What you are asked to do — Copy out every line below, from the one containing "coolant-pump-label-2: ポンプ bbox=[497, 451, 545, 470]" down to the one containing "svg-text:≈: ≈ bbox=[1106, 544, 1114, 555]", with both of those lines included and nothing changed.

Dataset extract —
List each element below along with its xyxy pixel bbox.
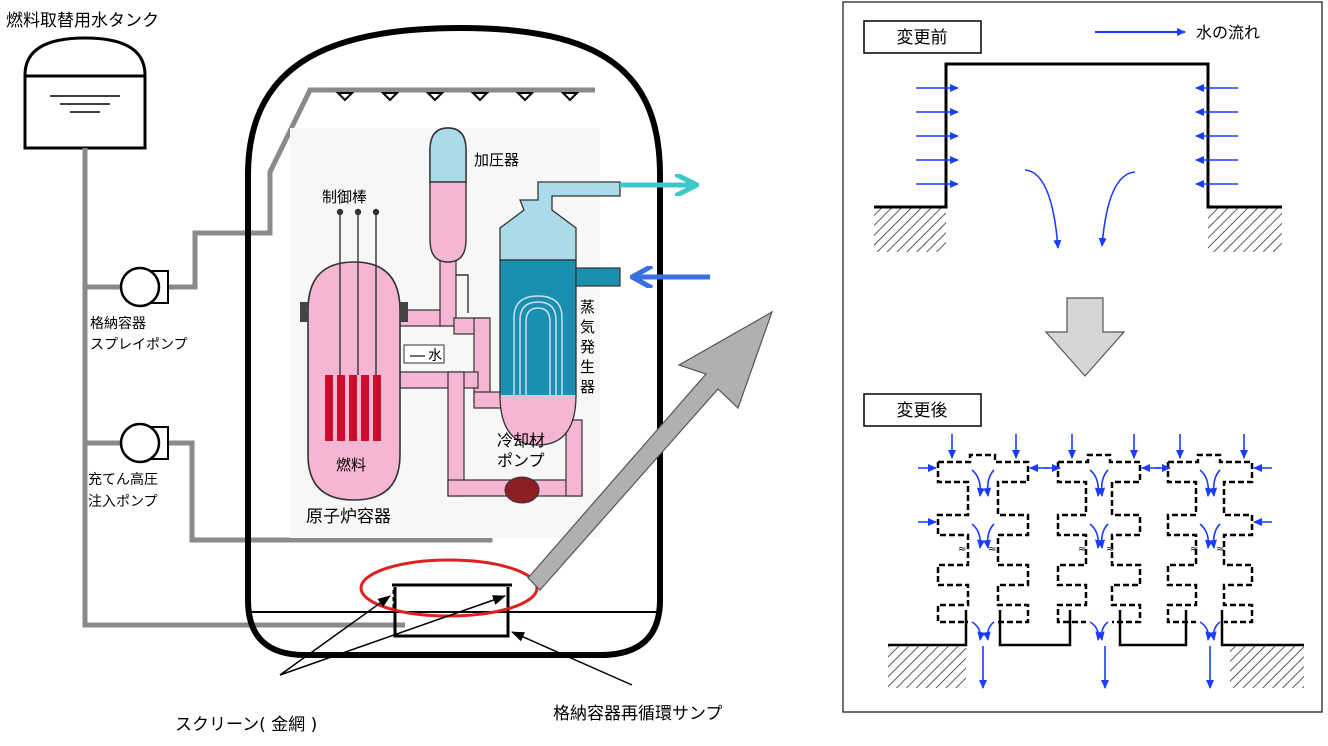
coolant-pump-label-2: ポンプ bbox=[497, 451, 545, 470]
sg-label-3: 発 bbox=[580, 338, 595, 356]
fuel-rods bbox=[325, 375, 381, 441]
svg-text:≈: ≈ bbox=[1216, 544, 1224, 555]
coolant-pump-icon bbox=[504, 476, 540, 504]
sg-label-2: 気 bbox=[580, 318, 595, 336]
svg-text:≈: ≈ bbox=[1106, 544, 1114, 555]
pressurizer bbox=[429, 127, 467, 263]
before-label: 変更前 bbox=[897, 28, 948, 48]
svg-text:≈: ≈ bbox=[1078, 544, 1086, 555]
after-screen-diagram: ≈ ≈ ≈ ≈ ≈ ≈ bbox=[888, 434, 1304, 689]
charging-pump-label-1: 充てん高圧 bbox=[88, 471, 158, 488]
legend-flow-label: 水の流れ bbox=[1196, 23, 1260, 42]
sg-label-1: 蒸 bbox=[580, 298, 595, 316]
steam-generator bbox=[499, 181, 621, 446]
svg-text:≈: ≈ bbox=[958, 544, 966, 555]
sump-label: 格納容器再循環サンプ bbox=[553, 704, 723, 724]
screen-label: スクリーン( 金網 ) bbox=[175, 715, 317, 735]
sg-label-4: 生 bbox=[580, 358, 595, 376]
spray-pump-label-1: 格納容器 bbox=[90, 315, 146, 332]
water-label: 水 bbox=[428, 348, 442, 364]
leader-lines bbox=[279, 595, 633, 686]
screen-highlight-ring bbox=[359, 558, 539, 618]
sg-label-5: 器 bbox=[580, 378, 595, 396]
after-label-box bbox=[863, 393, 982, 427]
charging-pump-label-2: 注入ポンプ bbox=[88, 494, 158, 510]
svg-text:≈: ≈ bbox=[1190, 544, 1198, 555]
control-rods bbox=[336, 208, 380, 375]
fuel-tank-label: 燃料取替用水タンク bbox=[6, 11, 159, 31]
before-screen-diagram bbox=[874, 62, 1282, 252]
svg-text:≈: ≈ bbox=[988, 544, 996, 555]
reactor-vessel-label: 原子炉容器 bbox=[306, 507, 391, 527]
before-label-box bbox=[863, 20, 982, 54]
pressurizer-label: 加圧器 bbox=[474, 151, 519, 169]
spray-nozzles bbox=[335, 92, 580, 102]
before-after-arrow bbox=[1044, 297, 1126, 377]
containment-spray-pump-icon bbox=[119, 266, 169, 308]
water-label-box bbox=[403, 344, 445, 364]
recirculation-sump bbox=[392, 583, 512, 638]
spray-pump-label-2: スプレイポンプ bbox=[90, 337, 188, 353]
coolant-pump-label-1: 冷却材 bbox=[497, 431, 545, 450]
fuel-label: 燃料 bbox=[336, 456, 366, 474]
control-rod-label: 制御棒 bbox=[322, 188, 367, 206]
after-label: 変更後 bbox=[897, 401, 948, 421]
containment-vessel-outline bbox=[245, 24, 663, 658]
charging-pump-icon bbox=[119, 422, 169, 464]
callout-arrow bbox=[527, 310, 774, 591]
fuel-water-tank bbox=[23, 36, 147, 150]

Response for this exercise —
coolant-pump-label-2: ポンプ bbox=[497, 451, 545, 470]
sg-label-3: 発 bbox=[580, 338, 595, 356]
fuel-rods bbox=[325, 375, 381, 441]
svg-text:≈: ≈ bbox=[1216, 544, 1224, 555]
coolant-pump-icon bbox=[504, 476, 540, 504]
sg-label-2: 気 bbox=[580, 318, 595, 336]
svg-text:≈: ≈ bbox=[1106, 544, 1114, 555]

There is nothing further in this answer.